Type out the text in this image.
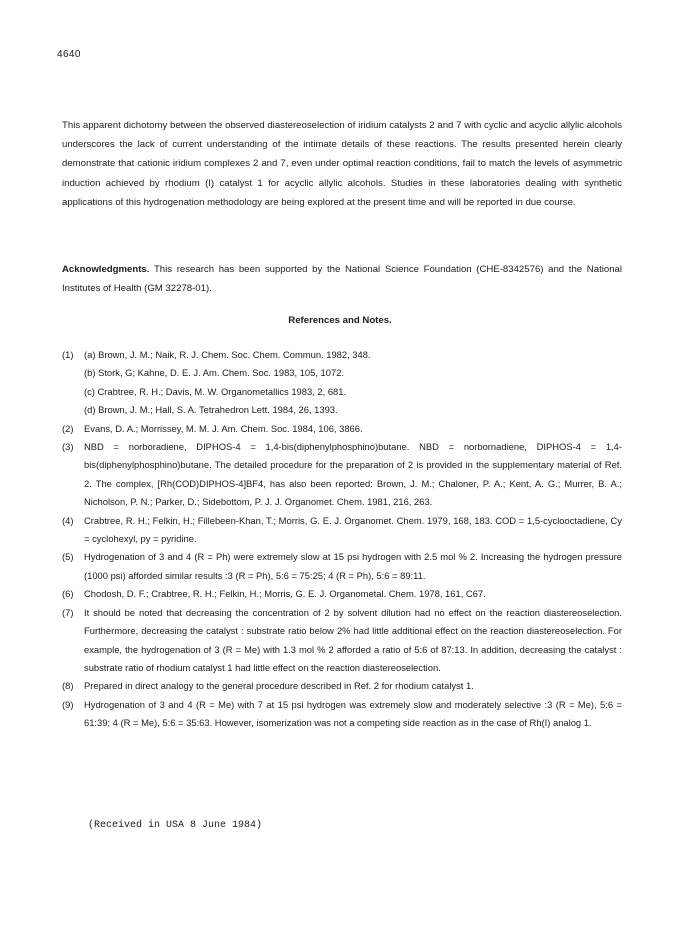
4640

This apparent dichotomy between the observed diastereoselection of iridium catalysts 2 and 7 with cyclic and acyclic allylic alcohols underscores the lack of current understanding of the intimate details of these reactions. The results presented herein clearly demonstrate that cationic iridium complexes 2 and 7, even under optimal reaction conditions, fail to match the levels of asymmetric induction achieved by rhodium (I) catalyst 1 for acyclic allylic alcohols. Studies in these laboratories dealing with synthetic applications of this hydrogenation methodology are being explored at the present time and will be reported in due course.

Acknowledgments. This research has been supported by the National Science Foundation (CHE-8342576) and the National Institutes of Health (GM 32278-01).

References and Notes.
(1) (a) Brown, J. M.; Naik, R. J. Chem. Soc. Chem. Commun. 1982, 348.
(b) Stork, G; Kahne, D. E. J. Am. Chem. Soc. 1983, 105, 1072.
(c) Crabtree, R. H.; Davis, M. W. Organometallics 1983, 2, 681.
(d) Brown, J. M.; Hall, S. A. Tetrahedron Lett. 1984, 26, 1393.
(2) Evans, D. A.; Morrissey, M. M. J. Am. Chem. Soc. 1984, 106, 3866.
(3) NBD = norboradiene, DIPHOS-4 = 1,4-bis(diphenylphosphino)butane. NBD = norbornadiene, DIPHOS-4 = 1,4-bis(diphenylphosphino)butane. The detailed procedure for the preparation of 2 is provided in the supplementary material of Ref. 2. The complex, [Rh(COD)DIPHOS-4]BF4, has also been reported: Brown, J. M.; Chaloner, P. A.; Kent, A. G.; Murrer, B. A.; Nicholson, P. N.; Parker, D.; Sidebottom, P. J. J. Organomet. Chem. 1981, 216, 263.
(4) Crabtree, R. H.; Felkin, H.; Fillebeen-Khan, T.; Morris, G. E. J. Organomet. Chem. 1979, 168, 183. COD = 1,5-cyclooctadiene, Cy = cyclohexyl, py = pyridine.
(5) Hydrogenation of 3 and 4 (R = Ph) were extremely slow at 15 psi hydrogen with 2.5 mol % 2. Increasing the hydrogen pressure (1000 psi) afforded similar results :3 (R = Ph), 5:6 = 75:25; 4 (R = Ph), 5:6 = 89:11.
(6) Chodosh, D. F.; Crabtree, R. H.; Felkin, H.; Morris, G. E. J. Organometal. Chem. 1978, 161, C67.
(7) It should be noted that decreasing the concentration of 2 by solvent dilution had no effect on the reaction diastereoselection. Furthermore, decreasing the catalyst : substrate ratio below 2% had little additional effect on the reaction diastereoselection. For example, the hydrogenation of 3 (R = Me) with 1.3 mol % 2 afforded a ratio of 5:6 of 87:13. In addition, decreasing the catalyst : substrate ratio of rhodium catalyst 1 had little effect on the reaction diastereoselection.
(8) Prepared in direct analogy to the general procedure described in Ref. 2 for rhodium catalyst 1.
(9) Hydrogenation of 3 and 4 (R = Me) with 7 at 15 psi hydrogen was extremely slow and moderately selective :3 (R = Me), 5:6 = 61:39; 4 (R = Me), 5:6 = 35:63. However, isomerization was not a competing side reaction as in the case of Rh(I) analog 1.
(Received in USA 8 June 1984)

========================================================================

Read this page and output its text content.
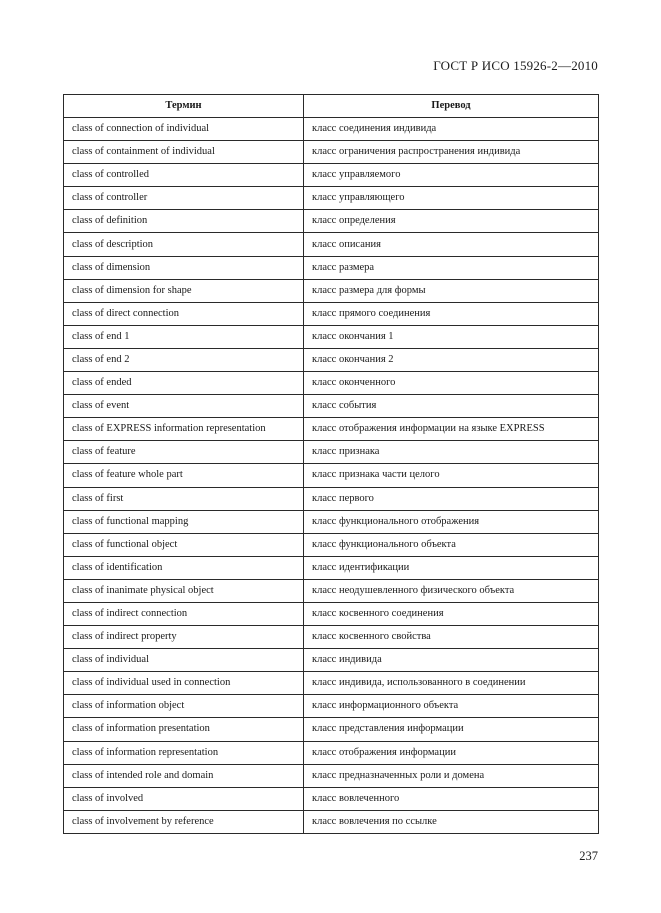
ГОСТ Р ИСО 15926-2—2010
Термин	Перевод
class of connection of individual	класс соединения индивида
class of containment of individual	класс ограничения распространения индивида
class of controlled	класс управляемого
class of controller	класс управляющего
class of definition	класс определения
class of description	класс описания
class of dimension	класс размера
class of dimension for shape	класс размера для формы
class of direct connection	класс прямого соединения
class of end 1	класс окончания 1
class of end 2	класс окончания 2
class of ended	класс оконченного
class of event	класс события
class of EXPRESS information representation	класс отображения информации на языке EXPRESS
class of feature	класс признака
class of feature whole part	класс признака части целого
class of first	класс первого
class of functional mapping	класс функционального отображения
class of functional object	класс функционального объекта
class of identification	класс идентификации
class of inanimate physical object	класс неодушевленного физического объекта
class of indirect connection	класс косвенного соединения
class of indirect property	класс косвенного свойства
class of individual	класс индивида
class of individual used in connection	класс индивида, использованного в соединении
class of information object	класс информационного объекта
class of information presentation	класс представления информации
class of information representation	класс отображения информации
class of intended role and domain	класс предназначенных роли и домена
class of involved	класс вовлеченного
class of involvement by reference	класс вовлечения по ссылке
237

========================================================================

Look through the records and gather each line with the word "object".

RESULT FOR THIS EXERCISE:
class of functional object	класс функционального объекта
class of inanimate physical object	класс неодушевленного физического объекта
class of information object	класс информационного объекта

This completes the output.